§ **SET PROBLEM**: Output the lines that follow exactly as they are.

Collected data:

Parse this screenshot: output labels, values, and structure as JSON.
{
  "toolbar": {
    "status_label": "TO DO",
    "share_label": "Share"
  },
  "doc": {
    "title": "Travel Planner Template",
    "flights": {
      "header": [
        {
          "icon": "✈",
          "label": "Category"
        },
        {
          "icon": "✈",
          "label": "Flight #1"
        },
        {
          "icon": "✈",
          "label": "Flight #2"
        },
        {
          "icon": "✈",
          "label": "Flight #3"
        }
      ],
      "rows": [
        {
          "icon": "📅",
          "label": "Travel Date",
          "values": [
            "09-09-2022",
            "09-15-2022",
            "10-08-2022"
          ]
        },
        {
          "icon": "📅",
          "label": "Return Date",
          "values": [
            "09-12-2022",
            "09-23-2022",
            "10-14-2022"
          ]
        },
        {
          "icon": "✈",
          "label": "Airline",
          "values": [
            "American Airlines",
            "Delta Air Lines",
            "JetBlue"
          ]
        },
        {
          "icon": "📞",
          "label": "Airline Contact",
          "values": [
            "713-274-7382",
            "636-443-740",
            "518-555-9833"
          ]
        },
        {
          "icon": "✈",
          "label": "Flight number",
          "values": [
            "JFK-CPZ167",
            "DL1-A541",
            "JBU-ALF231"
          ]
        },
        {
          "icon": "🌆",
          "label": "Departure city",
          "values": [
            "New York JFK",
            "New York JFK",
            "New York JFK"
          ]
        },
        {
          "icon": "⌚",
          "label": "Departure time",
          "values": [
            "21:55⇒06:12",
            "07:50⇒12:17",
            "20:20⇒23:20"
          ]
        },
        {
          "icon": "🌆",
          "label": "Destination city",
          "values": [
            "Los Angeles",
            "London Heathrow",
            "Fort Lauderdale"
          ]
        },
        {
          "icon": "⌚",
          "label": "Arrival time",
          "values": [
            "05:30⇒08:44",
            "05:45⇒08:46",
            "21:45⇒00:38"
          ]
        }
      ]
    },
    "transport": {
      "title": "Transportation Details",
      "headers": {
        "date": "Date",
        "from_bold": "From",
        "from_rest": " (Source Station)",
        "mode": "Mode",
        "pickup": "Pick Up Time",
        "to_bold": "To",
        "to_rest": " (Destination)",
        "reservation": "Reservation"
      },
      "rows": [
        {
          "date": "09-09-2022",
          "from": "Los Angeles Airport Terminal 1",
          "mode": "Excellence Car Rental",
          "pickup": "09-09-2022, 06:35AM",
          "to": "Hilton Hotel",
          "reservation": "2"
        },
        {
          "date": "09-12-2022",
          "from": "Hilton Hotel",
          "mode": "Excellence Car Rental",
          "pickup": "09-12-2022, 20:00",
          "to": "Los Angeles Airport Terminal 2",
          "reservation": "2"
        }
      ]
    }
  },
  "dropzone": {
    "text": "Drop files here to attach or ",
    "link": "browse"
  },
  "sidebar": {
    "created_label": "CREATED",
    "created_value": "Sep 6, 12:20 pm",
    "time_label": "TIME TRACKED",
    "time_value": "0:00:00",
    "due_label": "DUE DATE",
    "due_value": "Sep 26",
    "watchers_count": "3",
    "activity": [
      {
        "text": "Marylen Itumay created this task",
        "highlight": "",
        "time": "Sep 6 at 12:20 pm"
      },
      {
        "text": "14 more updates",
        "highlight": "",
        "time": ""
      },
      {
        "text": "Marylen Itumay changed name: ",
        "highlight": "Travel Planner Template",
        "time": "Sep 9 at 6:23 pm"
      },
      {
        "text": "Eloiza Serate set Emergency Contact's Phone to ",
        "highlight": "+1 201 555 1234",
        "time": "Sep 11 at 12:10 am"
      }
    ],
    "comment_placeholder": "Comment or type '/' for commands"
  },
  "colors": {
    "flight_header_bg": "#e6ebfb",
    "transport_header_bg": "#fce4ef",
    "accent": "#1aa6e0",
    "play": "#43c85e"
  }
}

§ **THE OUTPUT**:
Parse this screenshot: output labels, values, and structure as JSON.
{
  "toolbar": {
    "status_label": "TO DO",
    "share_label": "Share"
  },
  "doc": {
    "title": "Travel Planner Template",
    "flights": {
      "header": [
        {
          "icon": "✈",
          "label": "Category"
        },
        {
          "icon": "✈",
          "label": "Flight #1"
        },
        {
          "icon": "✈",
          "label": "Flight #2"
        },
        {
          "icon": "✈",
          "label": "Flight #3"
        }
      ],
      "rows": [
        {
          "icon": "📅",
          "label": "Travel Date",
          "values": [
            "09-09-2022",
            "09-15-2022",
            "10-08-2022"
          ]
        },
        {
          "icon": "📅",
          "label": "Return Date",
          "values": [
            "09-12-2022",
            "09-23-2022",
            "10-14-2022"
          ]
        },
        {
          "icon": "✈",
          "label": "Airline",
          "values": [
            "American Airlines",
            "Delta Air Lines",
            "JetBlue"
          ]
        },
        {
          "icon": "📞",
          "label": "Airline Contact",
          "values": [
            "713-274-7382",
            "636-443-740",
            "518-555-9833"
          ]
        },
        {
          "icon": "✈",
          "label": "Flight number",
          "values": [
            "JFK-CPZ167",
            "DL1-A541",
            "JBU-ALF231"
          ]
        },
        {
          "icon": "🌆",
          "label": "Departure city",
          "values": [
            "New York JFK",
            "New York JFK",
            "New York JFK"
          ]
        },
        {
          "icon": "⌚",
          "label": "Departure time",
          "values": [
            "21:55⇒06:12",
            "07:50⇒12:17",
            "20:20⇒23:20"
          ]
        },
        {
          "icon": "🌆",
          "label": "Destination city",
          "values": [
            "Los Angeles",
            "London Heathrow",
            "Fort Lauderdale"
          ]
        },
        {
          "icon": "⌚",
          "label": "Arrival time",
          "values": [
            "05:30⇒08:44",
            "05:45⇒08:46",
            "21:45⇒00:38"
          ]
        }
      ]
    },
    "transport": {
      "title": "Transportation Details",
      "headers": {
        "date": "Date",
        "from_bold": "From",
        "from_rest": " (Source Station)",
        "mode": "Mode",
        "pickup": "Pick Up Time",
        "to_bold": "To",
        "to_rest": " (Destination)",
        "reservation": "Reservation"
      },
      "rows": [
        {
          "date": "09-09-2022",
          "from": "Los Angeles Airport Terminal 1",
          "mode": "Excellence Car Rental",
          "pickup": "09-09-2022, 06:35AM",
          "to": "Hilton Hotel",
          "reservation": "2"
        },
        {
          "date": "09-12-2022",
          "from": "Hilton Hotel",
          "mode": "Excellence Car Rental",
          "pickup": "09-12-2022, 20:00",
          "to": "Los Angeles Airport Terminal 2",
          "reservation": "2"
        }
      ]
    }
  },
  "dropzone": {
    "text": "Drop files here to attach or ",
    "link": "browse"
  },
  "sidebar": {
    "created_label": "CREATED",
    "created_value": "Sep 6, 12:20 pm",
    "time_label": "TIME TRACKED",
    "time_value": "0:00:00",
    "due_label": "DUE DATE",
    "due_value": "Sep 26",
    "watchers_count": "3",
    "activity": [
      {
        "text": "Marylen Itumay created this task",
        "highlight": "",
        "time": "Sep 6 at 12:20 pm"
      },
      {
        "text": "14 more updates",
        "highlight": "",
        "time": ""
      },
      {
        "text": "Marylen Itumay changed name: ",
        "highlight": "Travel Planner Template",
        "time": "Sep 9 at 6:23 pm"
      },
      {
        "text": "Eloiza Serate set Emergency Contact's Phone to ",
        "highlight": "+1 201 555 1234",
        "time": "Sep 11 at 12:10 am"
      }
    ],
    "comment_placeholder": "Comment or type '/' for commands"
  },
  "colors": {
    "flight_header_bg": "#e6ebfb",
    "transport_header_bg": "#fce4ef",
    "accent": "#1aa6e0",
    "play": "#43c85e"
  }
}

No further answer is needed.